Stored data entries
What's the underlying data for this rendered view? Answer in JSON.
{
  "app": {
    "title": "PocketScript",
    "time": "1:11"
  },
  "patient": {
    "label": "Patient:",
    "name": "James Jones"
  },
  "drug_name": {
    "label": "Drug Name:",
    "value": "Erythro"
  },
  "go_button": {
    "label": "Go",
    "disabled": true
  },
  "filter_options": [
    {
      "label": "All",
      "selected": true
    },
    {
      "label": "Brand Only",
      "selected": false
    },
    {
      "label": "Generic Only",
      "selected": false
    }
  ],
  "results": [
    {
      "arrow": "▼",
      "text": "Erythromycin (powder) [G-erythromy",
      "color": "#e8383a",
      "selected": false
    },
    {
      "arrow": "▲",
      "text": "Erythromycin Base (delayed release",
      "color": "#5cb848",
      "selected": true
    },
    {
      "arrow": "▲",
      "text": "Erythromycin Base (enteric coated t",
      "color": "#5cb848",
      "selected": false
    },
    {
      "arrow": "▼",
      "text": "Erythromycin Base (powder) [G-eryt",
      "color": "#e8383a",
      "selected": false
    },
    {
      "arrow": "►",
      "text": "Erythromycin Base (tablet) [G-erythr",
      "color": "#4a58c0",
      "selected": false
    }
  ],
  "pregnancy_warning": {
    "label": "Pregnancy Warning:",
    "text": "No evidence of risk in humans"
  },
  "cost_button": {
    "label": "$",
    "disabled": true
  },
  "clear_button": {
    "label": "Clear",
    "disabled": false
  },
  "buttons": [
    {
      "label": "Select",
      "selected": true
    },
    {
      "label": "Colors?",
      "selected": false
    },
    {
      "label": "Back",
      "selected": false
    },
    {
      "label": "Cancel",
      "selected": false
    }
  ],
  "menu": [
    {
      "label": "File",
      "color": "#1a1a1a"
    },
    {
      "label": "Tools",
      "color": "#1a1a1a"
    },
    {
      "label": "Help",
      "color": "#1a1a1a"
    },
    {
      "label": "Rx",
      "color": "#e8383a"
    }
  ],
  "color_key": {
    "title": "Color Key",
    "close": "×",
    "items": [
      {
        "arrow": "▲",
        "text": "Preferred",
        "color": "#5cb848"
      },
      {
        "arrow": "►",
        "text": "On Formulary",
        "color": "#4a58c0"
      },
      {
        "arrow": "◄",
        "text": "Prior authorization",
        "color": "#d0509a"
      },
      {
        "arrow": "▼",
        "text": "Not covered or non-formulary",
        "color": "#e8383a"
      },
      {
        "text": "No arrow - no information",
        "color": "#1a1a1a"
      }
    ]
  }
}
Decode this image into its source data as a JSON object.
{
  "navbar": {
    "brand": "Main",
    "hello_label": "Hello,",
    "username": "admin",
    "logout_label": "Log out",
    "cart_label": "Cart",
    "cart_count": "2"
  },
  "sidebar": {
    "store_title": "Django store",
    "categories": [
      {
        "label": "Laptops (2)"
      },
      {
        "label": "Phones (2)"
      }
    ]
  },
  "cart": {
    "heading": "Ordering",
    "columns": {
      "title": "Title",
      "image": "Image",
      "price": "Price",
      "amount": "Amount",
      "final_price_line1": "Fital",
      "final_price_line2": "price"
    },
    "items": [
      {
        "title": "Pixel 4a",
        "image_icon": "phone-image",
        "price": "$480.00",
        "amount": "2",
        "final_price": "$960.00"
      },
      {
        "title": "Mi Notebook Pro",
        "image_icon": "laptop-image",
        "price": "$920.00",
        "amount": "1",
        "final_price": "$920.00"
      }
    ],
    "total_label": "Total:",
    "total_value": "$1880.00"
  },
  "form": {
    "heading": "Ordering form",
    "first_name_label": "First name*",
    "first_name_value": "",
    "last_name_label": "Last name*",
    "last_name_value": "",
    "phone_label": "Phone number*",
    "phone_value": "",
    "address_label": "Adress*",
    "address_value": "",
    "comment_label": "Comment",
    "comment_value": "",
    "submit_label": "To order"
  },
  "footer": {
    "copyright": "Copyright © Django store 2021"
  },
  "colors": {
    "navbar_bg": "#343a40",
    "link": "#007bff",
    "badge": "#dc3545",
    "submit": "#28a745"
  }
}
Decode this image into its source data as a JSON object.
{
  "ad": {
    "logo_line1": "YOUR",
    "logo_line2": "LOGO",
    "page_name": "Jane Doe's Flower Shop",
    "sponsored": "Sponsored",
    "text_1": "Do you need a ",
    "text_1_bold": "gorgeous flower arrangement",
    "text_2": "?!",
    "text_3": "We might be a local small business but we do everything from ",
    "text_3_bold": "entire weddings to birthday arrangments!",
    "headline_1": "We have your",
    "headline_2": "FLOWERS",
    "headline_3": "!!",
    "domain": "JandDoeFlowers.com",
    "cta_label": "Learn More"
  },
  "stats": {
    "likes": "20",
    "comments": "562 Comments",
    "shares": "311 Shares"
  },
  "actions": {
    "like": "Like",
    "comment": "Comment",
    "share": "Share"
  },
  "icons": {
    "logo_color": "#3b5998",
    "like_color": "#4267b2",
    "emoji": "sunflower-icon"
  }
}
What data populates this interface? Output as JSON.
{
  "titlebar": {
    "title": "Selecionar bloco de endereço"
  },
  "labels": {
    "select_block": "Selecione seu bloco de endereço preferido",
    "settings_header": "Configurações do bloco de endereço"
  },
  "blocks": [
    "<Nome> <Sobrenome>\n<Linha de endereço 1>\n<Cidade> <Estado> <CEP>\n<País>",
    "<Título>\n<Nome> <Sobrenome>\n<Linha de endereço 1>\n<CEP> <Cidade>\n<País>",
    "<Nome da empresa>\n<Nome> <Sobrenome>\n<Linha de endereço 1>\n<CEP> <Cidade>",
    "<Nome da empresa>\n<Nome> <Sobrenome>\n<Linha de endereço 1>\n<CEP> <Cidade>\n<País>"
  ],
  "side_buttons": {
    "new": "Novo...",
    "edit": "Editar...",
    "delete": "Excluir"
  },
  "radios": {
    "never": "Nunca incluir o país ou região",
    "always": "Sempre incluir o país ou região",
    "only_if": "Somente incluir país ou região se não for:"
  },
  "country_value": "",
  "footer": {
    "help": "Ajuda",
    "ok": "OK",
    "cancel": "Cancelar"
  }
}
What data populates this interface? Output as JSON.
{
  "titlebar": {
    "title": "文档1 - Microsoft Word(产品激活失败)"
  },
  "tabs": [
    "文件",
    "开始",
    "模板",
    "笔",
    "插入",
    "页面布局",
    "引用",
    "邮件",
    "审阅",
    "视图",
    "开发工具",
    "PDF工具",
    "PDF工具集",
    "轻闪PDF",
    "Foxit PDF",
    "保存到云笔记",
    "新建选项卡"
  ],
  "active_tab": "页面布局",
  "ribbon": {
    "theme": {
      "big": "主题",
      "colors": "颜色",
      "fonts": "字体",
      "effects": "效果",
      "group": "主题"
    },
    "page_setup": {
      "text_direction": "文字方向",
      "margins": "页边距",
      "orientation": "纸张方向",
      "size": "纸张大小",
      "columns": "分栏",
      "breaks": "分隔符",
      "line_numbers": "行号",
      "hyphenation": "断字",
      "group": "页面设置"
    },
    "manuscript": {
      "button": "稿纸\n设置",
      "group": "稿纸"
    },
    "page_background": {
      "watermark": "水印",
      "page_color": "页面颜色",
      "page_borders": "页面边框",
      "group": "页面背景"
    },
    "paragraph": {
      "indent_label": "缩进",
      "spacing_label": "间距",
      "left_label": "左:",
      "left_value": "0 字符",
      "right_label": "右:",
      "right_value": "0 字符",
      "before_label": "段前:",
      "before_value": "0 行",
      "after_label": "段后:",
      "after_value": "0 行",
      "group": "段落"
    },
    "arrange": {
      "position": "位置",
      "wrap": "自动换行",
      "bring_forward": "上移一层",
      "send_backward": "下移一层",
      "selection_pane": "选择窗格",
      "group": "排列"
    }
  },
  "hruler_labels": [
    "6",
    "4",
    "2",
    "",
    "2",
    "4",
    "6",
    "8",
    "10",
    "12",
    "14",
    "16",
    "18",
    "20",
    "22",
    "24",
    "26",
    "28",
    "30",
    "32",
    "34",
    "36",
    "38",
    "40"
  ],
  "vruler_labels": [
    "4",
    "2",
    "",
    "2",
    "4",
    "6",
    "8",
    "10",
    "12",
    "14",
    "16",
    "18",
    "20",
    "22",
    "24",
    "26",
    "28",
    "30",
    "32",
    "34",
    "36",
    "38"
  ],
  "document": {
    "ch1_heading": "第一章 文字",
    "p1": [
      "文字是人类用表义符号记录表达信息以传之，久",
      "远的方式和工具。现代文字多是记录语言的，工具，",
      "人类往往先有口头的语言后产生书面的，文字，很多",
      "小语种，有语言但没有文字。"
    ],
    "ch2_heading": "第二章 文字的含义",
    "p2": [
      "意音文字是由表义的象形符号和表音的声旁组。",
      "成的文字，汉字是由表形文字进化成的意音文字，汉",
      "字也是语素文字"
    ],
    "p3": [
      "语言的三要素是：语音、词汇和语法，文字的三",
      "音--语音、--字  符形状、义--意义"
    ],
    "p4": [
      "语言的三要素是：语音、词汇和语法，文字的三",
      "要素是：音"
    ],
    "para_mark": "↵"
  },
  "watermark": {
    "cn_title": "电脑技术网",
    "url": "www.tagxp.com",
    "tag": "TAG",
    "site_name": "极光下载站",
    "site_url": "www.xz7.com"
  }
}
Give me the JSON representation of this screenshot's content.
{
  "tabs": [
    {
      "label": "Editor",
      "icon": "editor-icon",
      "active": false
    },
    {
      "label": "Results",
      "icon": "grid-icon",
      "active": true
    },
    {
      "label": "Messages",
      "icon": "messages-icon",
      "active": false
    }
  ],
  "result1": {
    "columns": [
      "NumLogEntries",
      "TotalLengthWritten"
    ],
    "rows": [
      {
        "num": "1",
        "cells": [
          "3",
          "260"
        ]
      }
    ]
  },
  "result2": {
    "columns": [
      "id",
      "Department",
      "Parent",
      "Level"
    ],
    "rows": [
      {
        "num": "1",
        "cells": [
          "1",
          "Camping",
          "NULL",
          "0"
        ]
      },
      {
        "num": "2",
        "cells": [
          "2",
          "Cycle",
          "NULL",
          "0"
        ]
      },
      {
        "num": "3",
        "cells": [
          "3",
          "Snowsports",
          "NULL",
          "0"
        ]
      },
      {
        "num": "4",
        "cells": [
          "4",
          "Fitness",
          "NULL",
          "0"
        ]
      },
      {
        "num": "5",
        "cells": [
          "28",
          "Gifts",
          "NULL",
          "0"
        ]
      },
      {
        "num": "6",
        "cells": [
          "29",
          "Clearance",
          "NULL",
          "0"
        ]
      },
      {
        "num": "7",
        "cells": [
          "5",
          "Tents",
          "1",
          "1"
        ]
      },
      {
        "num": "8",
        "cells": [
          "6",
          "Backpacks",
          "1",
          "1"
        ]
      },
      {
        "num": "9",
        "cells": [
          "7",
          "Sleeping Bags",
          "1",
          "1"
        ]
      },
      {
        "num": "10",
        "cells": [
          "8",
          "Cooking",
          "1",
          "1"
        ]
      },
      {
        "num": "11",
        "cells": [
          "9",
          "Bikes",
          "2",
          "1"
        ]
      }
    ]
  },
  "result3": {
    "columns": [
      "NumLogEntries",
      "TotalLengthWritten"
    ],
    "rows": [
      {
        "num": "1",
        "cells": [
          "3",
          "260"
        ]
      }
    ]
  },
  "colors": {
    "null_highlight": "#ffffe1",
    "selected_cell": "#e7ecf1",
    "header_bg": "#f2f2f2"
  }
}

- [Stated goal] Give the count of lines in the listing that hold the word "arrow", with no other text.

- [Complete response] 10